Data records
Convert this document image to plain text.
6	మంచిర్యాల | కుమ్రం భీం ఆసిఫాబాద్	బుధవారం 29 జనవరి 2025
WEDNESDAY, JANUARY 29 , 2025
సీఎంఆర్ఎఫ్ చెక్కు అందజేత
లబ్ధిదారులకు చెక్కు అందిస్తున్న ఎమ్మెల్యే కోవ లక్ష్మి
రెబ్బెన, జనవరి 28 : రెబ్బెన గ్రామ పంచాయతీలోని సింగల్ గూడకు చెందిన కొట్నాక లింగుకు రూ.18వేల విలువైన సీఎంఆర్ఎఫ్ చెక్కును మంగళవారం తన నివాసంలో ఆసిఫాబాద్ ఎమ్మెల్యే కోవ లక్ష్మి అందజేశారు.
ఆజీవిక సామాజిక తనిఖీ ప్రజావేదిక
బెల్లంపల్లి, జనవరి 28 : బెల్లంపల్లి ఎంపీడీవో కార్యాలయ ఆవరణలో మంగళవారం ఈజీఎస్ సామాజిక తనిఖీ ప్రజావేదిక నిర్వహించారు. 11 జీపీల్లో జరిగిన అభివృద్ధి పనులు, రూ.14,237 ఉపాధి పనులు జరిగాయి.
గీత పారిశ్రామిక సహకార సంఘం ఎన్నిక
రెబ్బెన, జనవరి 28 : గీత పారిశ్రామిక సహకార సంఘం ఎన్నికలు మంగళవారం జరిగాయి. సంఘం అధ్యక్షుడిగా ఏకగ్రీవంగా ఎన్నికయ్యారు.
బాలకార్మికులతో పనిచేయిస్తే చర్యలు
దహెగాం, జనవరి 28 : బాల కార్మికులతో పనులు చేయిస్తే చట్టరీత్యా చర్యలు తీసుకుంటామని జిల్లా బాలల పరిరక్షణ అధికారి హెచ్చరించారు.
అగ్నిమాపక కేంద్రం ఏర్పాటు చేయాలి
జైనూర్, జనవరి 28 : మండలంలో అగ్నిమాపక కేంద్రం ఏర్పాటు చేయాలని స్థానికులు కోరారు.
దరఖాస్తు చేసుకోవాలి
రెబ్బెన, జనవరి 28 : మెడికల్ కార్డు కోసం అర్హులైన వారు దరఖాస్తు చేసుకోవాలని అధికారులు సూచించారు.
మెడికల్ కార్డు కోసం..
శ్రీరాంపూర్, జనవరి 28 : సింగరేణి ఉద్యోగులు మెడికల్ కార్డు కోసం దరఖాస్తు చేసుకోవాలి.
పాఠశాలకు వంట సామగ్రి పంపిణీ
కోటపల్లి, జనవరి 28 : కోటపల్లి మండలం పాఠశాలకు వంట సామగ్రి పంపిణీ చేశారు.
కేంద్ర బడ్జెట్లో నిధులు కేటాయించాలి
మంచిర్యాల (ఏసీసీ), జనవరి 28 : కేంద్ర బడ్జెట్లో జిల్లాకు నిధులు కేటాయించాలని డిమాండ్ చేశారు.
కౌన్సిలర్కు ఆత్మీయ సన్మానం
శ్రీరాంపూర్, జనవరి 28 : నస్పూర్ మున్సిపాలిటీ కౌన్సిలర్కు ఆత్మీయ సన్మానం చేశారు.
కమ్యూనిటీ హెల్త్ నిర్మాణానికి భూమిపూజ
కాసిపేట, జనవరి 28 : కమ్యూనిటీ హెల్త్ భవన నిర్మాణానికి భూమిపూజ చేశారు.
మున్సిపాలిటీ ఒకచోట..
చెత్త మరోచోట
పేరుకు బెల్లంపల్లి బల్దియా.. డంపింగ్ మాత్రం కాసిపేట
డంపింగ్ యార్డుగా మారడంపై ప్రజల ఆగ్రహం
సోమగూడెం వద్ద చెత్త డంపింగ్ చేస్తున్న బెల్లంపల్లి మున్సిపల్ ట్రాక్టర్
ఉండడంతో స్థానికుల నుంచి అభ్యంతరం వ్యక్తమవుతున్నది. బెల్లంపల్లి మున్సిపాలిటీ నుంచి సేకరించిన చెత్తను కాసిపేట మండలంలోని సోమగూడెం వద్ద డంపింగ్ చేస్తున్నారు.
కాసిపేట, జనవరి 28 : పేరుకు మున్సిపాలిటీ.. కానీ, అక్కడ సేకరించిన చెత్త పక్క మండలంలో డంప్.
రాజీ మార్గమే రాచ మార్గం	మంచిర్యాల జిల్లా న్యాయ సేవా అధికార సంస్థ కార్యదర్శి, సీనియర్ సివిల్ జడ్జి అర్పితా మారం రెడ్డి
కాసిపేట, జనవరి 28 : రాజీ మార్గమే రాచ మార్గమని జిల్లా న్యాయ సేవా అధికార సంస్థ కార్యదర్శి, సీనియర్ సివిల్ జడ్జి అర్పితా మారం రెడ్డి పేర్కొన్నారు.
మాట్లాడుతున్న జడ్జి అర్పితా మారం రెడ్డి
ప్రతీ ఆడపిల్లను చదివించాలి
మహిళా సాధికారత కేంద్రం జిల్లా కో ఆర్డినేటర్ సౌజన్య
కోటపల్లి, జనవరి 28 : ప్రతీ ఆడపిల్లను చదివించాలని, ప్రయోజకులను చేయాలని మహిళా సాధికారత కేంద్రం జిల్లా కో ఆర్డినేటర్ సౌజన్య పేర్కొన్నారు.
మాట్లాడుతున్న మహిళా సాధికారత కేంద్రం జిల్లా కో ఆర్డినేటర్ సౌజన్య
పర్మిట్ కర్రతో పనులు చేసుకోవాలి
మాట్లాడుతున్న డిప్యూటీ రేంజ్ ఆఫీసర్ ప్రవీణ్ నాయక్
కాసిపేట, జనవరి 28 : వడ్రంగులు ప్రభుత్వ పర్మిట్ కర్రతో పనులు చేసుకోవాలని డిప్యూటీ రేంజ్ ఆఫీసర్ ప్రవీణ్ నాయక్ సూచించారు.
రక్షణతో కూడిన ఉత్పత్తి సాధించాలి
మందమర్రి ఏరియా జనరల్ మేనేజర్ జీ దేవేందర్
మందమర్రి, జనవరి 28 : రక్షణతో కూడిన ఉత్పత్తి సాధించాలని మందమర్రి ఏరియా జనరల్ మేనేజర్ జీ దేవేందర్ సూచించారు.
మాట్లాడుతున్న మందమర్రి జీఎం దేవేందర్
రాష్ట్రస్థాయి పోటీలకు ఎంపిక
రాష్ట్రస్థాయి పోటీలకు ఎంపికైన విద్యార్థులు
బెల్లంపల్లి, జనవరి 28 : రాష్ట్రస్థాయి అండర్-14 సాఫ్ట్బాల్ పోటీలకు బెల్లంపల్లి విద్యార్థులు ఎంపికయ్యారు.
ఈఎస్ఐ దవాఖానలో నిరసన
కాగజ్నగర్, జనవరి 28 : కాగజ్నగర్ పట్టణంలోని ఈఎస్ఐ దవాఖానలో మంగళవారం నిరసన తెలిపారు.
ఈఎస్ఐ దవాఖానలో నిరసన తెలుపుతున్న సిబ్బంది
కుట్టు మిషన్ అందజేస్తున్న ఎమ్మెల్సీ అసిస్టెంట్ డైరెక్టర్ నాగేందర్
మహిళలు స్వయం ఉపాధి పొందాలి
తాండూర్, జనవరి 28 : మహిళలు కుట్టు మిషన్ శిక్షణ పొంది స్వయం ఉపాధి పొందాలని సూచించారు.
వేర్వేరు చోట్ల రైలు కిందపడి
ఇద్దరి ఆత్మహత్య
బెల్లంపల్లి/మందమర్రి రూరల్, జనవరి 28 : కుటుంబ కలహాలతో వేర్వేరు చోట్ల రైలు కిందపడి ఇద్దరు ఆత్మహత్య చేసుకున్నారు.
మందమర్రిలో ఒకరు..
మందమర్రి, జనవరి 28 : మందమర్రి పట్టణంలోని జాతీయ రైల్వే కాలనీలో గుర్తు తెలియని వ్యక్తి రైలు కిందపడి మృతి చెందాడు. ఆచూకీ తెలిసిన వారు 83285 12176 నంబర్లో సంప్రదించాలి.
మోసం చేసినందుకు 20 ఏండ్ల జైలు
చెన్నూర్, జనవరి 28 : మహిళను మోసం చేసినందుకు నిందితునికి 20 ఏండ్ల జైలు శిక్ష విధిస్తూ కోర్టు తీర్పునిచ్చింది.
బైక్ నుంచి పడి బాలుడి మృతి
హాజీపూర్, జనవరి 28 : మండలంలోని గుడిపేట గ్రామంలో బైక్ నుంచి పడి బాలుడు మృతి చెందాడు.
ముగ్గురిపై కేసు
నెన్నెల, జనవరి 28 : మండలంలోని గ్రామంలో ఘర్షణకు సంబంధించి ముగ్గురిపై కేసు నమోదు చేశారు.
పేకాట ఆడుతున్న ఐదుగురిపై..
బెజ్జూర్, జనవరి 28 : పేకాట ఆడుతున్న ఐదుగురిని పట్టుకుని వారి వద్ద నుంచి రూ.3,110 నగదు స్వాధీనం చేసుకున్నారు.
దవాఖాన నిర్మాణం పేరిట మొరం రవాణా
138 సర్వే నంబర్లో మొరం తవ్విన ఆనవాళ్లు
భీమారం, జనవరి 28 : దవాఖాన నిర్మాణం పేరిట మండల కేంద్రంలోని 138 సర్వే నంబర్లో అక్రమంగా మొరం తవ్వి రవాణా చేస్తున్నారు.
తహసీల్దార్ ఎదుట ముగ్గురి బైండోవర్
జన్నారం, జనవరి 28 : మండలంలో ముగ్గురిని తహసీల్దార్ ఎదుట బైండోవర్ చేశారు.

* [Challenge]:
Lines that hold "జనరల" are the ones to copy; find all of them.

* [The completed task]:
మందమర్రి ఏరియా జనరల్ మేనేజర్ జీ దేవేందర్
మందమర్రి, జనవరి 28 : రక్షణతో కూడిన ఉత్పత్తి సాధించాలని మందమర్రి ఏరియా జనరల్ మేనేజర్ జీ దేవేందర్ సూచించారు.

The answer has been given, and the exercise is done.